> Given request: Reproduce the listing below verbatim.

---- Data rows

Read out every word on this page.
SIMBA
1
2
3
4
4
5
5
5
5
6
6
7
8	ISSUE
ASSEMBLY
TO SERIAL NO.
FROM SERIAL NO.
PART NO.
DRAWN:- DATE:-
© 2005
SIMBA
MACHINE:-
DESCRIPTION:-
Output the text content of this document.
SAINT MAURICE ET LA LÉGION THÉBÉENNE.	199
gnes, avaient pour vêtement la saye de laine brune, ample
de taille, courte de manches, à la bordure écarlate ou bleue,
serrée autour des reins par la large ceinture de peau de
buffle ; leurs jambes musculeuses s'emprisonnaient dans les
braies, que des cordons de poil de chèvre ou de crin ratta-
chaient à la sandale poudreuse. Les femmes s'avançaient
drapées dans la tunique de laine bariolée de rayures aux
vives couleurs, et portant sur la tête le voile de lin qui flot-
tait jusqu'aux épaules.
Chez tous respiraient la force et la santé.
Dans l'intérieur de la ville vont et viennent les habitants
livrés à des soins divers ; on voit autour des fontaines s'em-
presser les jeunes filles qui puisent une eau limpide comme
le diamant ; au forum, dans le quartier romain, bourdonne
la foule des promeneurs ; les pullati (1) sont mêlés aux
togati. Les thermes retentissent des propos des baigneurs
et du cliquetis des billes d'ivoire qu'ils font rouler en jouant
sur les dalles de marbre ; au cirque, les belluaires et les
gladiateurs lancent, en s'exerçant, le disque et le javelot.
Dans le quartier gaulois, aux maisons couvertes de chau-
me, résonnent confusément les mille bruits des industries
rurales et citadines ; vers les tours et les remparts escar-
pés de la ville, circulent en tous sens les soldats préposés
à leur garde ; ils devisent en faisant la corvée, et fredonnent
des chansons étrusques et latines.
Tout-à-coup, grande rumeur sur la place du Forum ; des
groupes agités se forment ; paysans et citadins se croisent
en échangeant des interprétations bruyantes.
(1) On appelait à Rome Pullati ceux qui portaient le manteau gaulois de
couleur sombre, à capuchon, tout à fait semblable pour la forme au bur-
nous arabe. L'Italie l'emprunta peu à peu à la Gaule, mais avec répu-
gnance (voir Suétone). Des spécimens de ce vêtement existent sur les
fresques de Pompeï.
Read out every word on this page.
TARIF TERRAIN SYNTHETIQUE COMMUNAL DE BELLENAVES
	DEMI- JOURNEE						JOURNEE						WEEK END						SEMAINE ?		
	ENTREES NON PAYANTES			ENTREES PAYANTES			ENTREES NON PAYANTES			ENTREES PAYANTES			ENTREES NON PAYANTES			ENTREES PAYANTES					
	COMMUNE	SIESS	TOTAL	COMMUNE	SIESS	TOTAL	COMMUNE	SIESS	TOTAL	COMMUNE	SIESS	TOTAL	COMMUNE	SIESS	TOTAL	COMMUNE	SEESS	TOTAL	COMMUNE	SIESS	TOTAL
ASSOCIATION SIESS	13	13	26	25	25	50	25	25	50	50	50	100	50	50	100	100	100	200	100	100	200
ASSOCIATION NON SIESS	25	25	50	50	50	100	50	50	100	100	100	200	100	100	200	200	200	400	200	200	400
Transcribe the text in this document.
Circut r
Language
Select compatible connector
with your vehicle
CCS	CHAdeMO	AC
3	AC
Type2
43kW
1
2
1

--------

> Output of the exercise:
Read out every word on this page.
SIMBA
1
2
3
4
4
5
5
5
5
6
6
7
8	ISSUE
ASSEMBLY
TO SERIAL NO.
FROM SERIAL NO.
PART NO.
DRAWN:- DATE:-
© 2005
SIMBA
MACHINE:-
DESCRIPTION:-
Output the text content of this document.
SAINT MAURICE ET LA LÉGION THÉBÉENNE.	199
gnes, avaient pour vêtement la saye de laine brune, ample
de taille, courte de manches, à la bordure écarlate ou bleue,
serrée autour des reins par la large ceinture de peau de
buffle ; leurs jambes musculeuses s'emprisonnaient dans les
braies, que des cordons de poil de chèvre ou de crin ratta-
chaient à la sandale poudreuse. Les femmes s'avançaient
drapées dans la tunique de laine bariolée de rayures aux
vives couleurs, et portant sur la tête le voile de lin qui flot-
tait jusqu'aux épaules.
Chez tous respiraient la force et la santé.
Dans l'intérieur de la ville vont et viennent les habitants
livrés à des soins divers ; on voit autour des fontaines s'em-
presser les jeunes filles qui puisent une eau limpide comme
le diamant ; au forum, dans le quartier romain, bourdonne
la foule des promeneurs ; les pullati (1) sont mêlés aux
togati. Les thermes retentissent des propos des baigneurs
et du cliquetis des billes d'ivoire qu'ils font rouler en jouant
sur les dalles de marbre ; au cirque, les belluaires et les
gladiateurs lancent, en s'exerçant, le disque et le javelot.
Dans le quartier gaulois, aux maisons couvertes de chau-
me, résonnent confusément les mille bruits des industries
rurales et citadines ; vers les tours et les remparts escar-
pés de la ville, circulent en tous sens les soldats préposés
à leur garde ; ils devisent en faisant la corvée, et fredonnent
des chansons étrusques et latines.
Tout-à-coup, grande rumeur sur la place du Forum ; des
groupes agités se forment ; paysans et citadins se croisent
en échangeant des interprétations bruyantes.
(1) On appelait à Rome Pullati ceux qui portaient le manteau gaulois de
couleur sombre, à capuchon, tout à fait semblable pour la forme au bur-
nous arabe. L'Italie l'emprunta peu à peu à la Gaule, mais avec répu-
gnance (voir Suétone). Des spécimens de ce vêtement existent sur les
fresques de Pompeï.
Read out every word on this page.
TARIF TERRAIN SYNTHETIQUE COMMUNAL DE BELLENAVES
	DEMI- JOURNEE						JOURNEE						WEEK END						SEMAINE ?		
	ENTREES NON PAYANTES			ENTREES PAYANTES			ENTREES NON PAYANTES			ENTREES PAYANTES			ENTREES NON PAYANTES			ENTREES PAYANTES					
	COMMUNE	SIESS	TOTAL	COMMUNE	SIESS	TOTAL	COMMUNE	SIESS	TOTAL	COMMUNE	SIESS	TOTAL	COMMUNE	SIESS	TOTAL	COMMUNE	SEESS	TOTAL	COMMUNE	SIESS	TOTAL
ASSOCIATION SIESS	13	13	26	25	25	50	25	25	50	50	50	100	50	50	100	100	100	200	100	100	200
ASSOCIATION NON SIESS	25	25	50	50	50	100	50	50	100	100	100	200	100	100	200	200	200	400	200	200	400
Transcribe the text in this document.
Circut r
Language
Select compatible connector
with your vehicle
CCS	CHAdeMO	AC
3	AC
Type2
43kW
1
2
1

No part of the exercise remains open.